>> Start

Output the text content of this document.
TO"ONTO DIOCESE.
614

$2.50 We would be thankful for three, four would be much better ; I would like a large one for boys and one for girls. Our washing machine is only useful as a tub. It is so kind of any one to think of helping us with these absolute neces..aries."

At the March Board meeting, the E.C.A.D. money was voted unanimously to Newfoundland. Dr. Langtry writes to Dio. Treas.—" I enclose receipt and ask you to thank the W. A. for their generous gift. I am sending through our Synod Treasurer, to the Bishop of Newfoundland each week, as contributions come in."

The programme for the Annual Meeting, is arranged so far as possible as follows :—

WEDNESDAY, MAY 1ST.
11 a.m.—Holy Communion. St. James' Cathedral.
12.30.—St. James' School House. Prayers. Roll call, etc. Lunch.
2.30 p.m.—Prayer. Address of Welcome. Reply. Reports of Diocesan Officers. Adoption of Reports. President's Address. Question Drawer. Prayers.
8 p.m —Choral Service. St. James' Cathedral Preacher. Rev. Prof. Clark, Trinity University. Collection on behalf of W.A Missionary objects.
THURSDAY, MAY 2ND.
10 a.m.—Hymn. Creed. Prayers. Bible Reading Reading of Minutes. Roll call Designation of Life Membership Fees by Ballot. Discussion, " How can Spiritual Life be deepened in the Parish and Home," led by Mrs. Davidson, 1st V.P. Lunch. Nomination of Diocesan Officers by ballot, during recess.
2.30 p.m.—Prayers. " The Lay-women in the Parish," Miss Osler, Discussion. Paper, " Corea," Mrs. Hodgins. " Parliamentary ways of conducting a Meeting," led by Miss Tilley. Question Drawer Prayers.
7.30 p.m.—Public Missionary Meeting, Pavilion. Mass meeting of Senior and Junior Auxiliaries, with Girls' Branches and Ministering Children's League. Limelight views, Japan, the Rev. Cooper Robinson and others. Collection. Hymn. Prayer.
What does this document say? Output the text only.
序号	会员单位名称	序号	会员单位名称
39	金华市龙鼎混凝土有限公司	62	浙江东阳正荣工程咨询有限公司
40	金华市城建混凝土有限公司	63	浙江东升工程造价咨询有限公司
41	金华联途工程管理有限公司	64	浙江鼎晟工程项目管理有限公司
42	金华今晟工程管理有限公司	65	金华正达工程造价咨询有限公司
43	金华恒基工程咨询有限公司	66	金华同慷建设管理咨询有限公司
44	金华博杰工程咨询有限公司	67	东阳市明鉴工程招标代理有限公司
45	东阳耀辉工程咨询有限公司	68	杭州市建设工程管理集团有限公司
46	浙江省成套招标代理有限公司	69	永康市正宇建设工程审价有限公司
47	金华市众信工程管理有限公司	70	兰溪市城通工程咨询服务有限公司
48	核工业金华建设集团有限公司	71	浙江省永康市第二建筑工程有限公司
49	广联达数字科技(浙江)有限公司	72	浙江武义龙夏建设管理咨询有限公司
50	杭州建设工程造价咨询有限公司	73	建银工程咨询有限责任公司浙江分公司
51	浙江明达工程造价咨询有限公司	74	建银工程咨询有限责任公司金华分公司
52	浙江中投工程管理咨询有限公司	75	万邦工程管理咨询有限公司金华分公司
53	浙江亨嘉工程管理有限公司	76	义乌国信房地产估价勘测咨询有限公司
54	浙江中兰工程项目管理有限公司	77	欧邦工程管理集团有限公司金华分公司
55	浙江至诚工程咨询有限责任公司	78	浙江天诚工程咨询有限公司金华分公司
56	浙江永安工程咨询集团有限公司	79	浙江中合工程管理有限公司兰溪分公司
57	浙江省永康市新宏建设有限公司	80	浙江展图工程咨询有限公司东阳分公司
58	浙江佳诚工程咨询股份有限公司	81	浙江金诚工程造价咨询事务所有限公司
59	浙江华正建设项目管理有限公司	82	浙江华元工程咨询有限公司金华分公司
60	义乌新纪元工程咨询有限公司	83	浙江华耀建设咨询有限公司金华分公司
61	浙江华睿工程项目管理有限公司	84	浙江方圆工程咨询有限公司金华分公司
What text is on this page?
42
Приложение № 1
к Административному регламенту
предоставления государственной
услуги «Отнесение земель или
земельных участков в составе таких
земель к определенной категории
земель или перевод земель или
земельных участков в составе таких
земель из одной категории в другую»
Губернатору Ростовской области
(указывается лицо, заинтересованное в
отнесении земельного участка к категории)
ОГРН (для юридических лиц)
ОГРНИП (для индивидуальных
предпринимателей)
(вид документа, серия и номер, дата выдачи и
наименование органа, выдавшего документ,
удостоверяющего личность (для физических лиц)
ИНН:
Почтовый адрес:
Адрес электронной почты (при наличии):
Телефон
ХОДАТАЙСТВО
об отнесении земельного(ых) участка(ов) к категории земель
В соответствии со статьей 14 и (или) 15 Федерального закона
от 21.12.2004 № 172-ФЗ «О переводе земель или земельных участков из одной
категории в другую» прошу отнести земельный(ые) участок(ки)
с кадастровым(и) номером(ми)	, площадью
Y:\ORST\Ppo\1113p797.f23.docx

>> End

• _Your goal_
Lines holding the word "одной" in the entries above are the ones to pull out. Copy them all.

• _Exercise response_
земель из одной категории в другую»
от 21.12.2004 № 172-ФЗ «О переводе земель или земельных участков из одной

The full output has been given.